### WORK INSTRUCTIONS
Answer with a single number, the count of lines holding the word "регистрации".

------------------------------------------------

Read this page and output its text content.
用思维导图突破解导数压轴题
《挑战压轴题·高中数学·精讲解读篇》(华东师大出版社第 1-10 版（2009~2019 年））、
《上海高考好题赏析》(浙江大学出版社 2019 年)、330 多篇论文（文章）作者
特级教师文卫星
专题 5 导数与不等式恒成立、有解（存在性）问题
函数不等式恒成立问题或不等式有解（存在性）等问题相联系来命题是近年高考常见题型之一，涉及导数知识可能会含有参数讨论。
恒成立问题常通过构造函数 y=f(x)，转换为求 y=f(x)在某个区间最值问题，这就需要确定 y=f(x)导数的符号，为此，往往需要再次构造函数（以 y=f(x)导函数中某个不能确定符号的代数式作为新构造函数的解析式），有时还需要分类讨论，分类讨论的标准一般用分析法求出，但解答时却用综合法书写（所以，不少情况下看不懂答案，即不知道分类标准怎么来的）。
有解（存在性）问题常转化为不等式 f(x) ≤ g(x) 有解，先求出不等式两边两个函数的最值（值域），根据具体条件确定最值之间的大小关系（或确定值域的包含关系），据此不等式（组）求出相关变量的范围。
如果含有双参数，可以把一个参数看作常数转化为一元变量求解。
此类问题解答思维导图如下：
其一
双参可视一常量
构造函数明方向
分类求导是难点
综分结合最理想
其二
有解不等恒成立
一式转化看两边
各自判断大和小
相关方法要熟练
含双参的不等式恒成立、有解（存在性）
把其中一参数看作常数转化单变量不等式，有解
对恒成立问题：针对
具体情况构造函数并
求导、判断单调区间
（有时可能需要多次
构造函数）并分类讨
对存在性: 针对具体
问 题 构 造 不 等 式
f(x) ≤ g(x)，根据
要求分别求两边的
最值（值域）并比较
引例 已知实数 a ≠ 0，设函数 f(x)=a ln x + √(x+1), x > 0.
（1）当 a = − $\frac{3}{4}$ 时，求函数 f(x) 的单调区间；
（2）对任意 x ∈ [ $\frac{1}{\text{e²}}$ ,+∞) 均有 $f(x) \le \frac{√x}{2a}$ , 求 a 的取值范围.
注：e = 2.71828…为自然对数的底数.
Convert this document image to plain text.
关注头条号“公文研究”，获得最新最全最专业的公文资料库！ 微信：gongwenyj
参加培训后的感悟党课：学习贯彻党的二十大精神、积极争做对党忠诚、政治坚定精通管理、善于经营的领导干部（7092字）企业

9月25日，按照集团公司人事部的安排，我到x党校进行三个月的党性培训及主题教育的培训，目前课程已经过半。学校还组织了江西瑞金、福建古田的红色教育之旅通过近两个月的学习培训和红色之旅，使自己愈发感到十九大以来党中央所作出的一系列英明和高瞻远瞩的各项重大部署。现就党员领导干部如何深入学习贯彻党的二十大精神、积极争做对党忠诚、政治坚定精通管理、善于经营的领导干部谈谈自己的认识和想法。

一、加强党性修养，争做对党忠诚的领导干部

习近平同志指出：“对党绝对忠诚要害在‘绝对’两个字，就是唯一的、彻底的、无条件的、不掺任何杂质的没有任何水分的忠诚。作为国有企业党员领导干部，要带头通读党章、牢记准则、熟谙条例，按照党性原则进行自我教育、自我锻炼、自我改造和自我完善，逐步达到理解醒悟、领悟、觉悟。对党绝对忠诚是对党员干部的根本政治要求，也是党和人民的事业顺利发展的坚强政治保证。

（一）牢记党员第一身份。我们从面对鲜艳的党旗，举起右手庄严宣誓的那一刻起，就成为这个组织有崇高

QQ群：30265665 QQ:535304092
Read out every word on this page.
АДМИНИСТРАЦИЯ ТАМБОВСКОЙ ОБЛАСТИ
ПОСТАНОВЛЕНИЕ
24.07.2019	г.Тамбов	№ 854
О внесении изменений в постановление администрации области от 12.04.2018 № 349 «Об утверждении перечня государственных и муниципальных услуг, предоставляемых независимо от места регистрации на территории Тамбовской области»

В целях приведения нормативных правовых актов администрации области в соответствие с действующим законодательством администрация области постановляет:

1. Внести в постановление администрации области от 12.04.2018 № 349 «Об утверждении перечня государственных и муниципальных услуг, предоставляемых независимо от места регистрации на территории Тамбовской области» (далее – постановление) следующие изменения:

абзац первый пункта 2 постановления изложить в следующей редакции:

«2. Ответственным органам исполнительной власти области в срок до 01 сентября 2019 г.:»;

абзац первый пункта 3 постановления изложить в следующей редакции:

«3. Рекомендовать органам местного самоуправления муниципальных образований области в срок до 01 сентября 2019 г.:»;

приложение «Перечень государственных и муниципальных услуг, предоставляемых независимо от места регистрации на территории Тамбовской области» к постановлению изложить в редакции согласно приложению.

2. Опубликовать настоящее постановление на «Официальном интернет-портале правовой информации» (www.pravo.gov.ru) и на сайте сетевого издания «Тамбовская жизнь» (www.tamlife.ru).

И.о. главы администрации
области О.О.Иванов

------------------------------------------------

### TASK RESPONSE
3